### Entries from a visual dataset

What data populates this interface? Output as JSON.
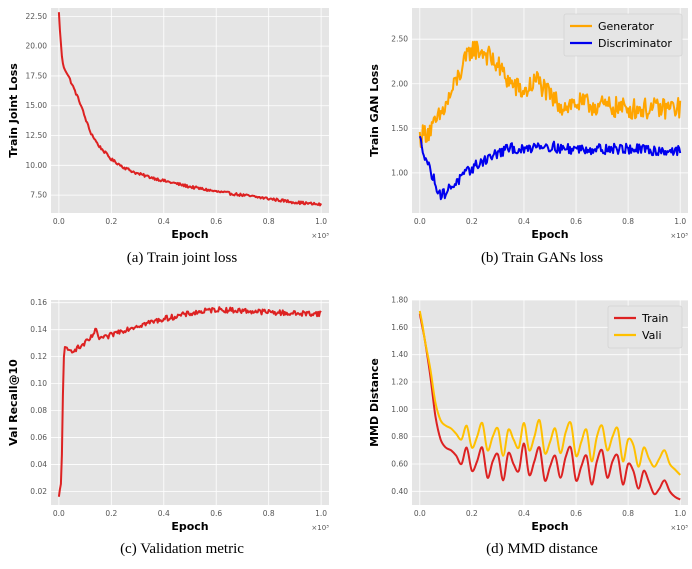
{
  "chart_data": [
    {
      "type": "line",
      "ylabel": "Train Joint Loss",
      "xlabel": "Epoch",
      "x_multiplier": "×10³",
      "caption": "(a) Train joint loss",
      "xlim": [
        -0.03,
        1.03
      ],
      "ylim": [
        6.0,
        23.2
      ],
      "xticks": [
        0.0,
        0.2,
        0.4,
        0.6,
        0.8,
        1.0
      ],
      "xtick_labels": [
        "0.0",
        "0.2",
        "0.4",
        "0.6",
        "0.8",
        "1.0"
      ],
      "yticks": [
        7.5,
        10.0,
        12.5,
        15.0,
        17.5,
        20.0,
        22.5
      ],
      "ytick_labels": [
        "7.50",
        "10.00",
        "12.50",
        "15.00",
        "17.50",
        "20.00",
        "22.50"
      ],
      "grid": true,
      "series": [
        {
          "color": "#dd2222",
          "noise": 0.12,
          "x": [
            0,
            0.005,
            0.01,
            0.015,
            0.02,
            0.03,
            0.05,
            0.08,
            0.1,
            0.12,
            0.15,
            0.2,
            0.25,
            0.3,
            0.35,
            0.4,
            0.5,
            0.6,
            0.7,
            0.8,
            0.9,
            1.0
          ],
          "values": [
            22.8,
            21.0,
            19.5,
            18.5,
            18.2,
            17.8,
            16.8,
            15.3,
            14.0,
            12.8,
            11.7,
            10.5,
            9.8,
            9.3,
            9.0,
            8.7,
            8.2,
            7.8,
            7.5,
            7.2,
            6.9,
            6.7
          ]
        }
      ]
    },
    {
      "type": "line",
      "ylabel": "Train GAN Loss",
      "xlabel": "Epoch",
      "x_multiplier": "×10³",
      "caption": "(b) Train GANs loss",
      "xlim": [
        -0.03,
        1.03
      ],
      "ylim": [
        0.55,
        2.85
      ],
      "xticks": [
        0.0,
        0.2,
        0.4,
        0.6,
        0.8,
        1.0
      ],
      "xtick_labels": [
        "0.0",
        "0.2",
        "0.4",
        "0.6",
        "0.8",
        "1.0"
      ],
      "yticks": [
        1.0,
        1.5,
        2.0,
        2.5
      ],
      "ytick_labels": [
        "1.00",
        "1.50",
        "2.00",
        "2.50"
      ],
      "grid": true,
      "legend_position": "top-right",
      "series": [
        {
          "name": "Generator",
          "color": "#ffa500",
          "noise": 0.12,
          "x": [
            0,
            0.02,
            0.05,
            0.1,
            0.15,
            0.2,
            0.25,
            0.3,
            0.35,
            0.4,
            0.45,
            0.5,
            0.55,
            0.6,
            0.7,
            0.8,
            0.9,
            1.0
          ],
          "values": [
            1.4,
            1.45,
            1.5,
            1.75,
            2.1,
            2.4,
            2.35,
            2.2,
            2.0,
            1.9,
            2.05,
            1.85,
            1.75,
            1.78,
            1.75,
            1.72,
            1.72,
            1.73
          ]
        },
        {
          "name": "Discriminator",
          "color": "#0000ee",
          "noise": 0.06,
          "x": [
            0,
            0.02,
            0.05,
            0.08,
            0.1,
            0.12,
            0.15,
            0.2,
            0.25,
            0.3,
            0.35,
            0.4,
            0.45,
            0.5,
            0.55,
            0.6,
            0.7,
            0.8,
            0.9,
            1.0
          ],
          "values": [
            1.38,
            1.2,
            0.95,
            0.75,
            0.78,
            0.85,
            0.92,
            1.05,
            1.15,
            1.22,
            1.28,
            1.25,
            1.32,
            1.3,
            1.27,
            1.27,
            1.27,
            1.27,
            1.25,
            1.25
          ]
        }
      ]
    },
    {
      "type": "line",
      "ylabel": "Val Recall@10",
      "xlabel": "Epoch",
      "x_multiplier": "×10³",
      "caption": "(c) Validation metric",
      "xlim": [
        -0.03,
        1.03
      ],
      "ylim": [
        0.01,
        0.162
      ],
      "xticks": [
        0.0,
        0.2,
        0.4,
        0.6,
        0.8,
        1.0
      ],
      "xtick_labels": [
        "0.0",
        "0.2",
        "0.4",
        "0.6",
        "0.8",
        "1.0"
      ],
      "yticks": [
        0.02,
        0.04,
        0.06,
        0.08,
        0.1,
        0.12,
        0.14,
        0.16
      ],
      "ytick_labels": [
        "0.02",
        "0.04",
        "0.06",
        "0.08",
        "0.10",
        "0.12",
        "0.14",
        "0.16"
      ],
      "grid": true,
      "series": [
        {
          "color": "#dd2222",
          "noise": 0.002,
          "x": [
            0,
            0.005,
            0.01,
            0.015,
            0.02,
            0.04,
            0.08,
            0.12,
            0.14,
            0.15,
            0.18,
            0.22,
            0.3,
            0.4,
            0.5,
            0.6,
            0.7,
            0.8,
            0.9,
            1.0
          ],
          "values": [
            0.015,
            0.022,
            0.028,
            0.09,
            0.126,
            0.124,
            0.127,
            0.133,
            0.14,
            0.134,
            0.134,
            0.138,
            0.143,
            0.148,
            0.152,
            0.155,
            0.154,
            0.153,
            0.152,
            0.152
          ]
        }
      ]
    },
    {
      "type": "line",
      "ylabel": "MMD Distance",
      "xlabel": "Epoch",
      "x_multiplier": "×10³",
      "caption": "(d) MMD distance",
      "xlim": [
        -0.03,
        1.03
      ],
      "ylim": [
        0.3,
        1.8
      ],
      "xticks": [
        0.0,
        0.2,
        0.4,
        0.6,
        0.8,
        1.0
      ],
      "xtick_labels": [
        "0.0",
        "0.2",
        "0.4",
        "0.6",
        "0.8",
        "1.0"
      ],
      "yticks": [
        0.4,
        0.6,
        0.8,
        1.0,
        1.2,
        1.4,
        1.6,
        1.8
      ],
      "ytick_labels": [
        "0.40",
        "0.60",
        "0.80",
        "1.00",
        "1.20",
        "1.40",
        "1.60",
        "1.80"
      ],
      "grid": true,
      "legend_position": "top-right",
      "series": [
        {
          "name": "Train",
          "color": "#dd2222",
          "noise": 0.0,
          "x": [
            0,
            0.01,
            0.02,
            0.04,
            0.06,
            0.08,
            0.1,
            0.12,
            0.14,
            0.16,
            0.18,
            0.2,
            0.22,
            0.24,
            0.26,
            0.28,
            0.3,
            0.32,
            0.34,
            0.36,
            0.38,
            0.4,
            0.42,
            0.44,
            0.46,
            0.48,
            0.5,
            0.52,
            0.54,
            0.56,
            0.58,
            0.6,
            0.62,
            0.64,
            0.66,
            0.68,
            0.7,
            0.72,
            0.74,
            0.76,
            0.78,
            0.8,
            0.82,
            0.84,
            0.86,
            0.88,
            0.9,
            0.92,
            0.94,
            0.96,
            0.98,
            1.0
          ],
          "values": [
            1.7,
            1.6,
            1.5,
            1.25,
            0.95,
            0.78,
            0.72,
            0.7,
            0.66,
            0.6,
            0.72,
            0.55,
            0.62,
            0.72,
            0.5,
            0.62,
            0.67,
            0.48,
            0.68,
            0.6,
            0.55,
            0.75,
            0.52,
            0.62,
            0.72,
            0.48,
            0.58,
            0.66,
            0.5,
            0.65,
            0.72,
            0.48,
            0.58,
            0.66,
            0.45,
            0.62,
            0.7,
            0.5,
            0.62,
            0.66,
            0.45,
            0.6,
            0.55,
            0.42,
            0.55,
            0.47,
            0.38,
            0.42,
            0.48,
            0.4,
            0.36,
            0.34
          ]
        },
        {
          "name": "Vali",
          "color": "#ffc000",
          "noise": 0.0,
          "x": [
            0,
            0.01,
            0.02,
            0.04,
            0.06,
            0.08,
            0.1,
            0.12,
            0.14,
            0.16,
            0.18,
            0.2,
            0.22,
            0.24,
            0.26,
            0.28,
            0.3,
            0.32,
            0.34,
            0.36,
            0.38,
            0.4,
            0.42,
            0.44,
            0.46,
            0.48,
            0.5,
            0.52,
            0.54,
            0.56,
            0.58,
            0.6,
            0.62,
            0.64,
            0.66,
            0.68,
            0.7,
            0.72,
            0.74,
            0.76,
            0.78,
            0.8,
            0.82,
            0.84,
            0.86,
            0.88,
            0.9,
            0.92,
            0.94,
            0.96,
            0.98,
            1.0
          ],
          "values": [
            1.72,
            1.62,
            1.5,
            1.3,
            1.05,
            0.92,
            0.88,
            0.86,
            0.82,
            0.78,
            0.88,
            0.72,
            0.8,
            0.9,
            0.7,
            0.8,
            0.86,
            0.66,
            0.85,
            0.78,
            0.72,
            0.9,
            0.7,
            0.8,
            0.92,
            0.68,
            0.76,
            0.86,
            0.68,
            0.83,
            0.9,
            0.66,
            0.76,
            0.85,
            0.62,
            0.8,
            0.88,
            0.7,
            0.8,
            0.86,
            0.62,
            0.78,
            0.74,
            0.58,
            0.72,
            0.64,
            0.58,
            0.64,
            0.7,
            0.6,
            0.56,
            0.52
          ]
        }
      ]
    }
  ]
}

### Request
Copy the lines from the entries above in which the word "name" appears.

### Finished task
          "name": "Generator",
          "name": "Discriminator",
          "name": "Train",
          "name": "Vali",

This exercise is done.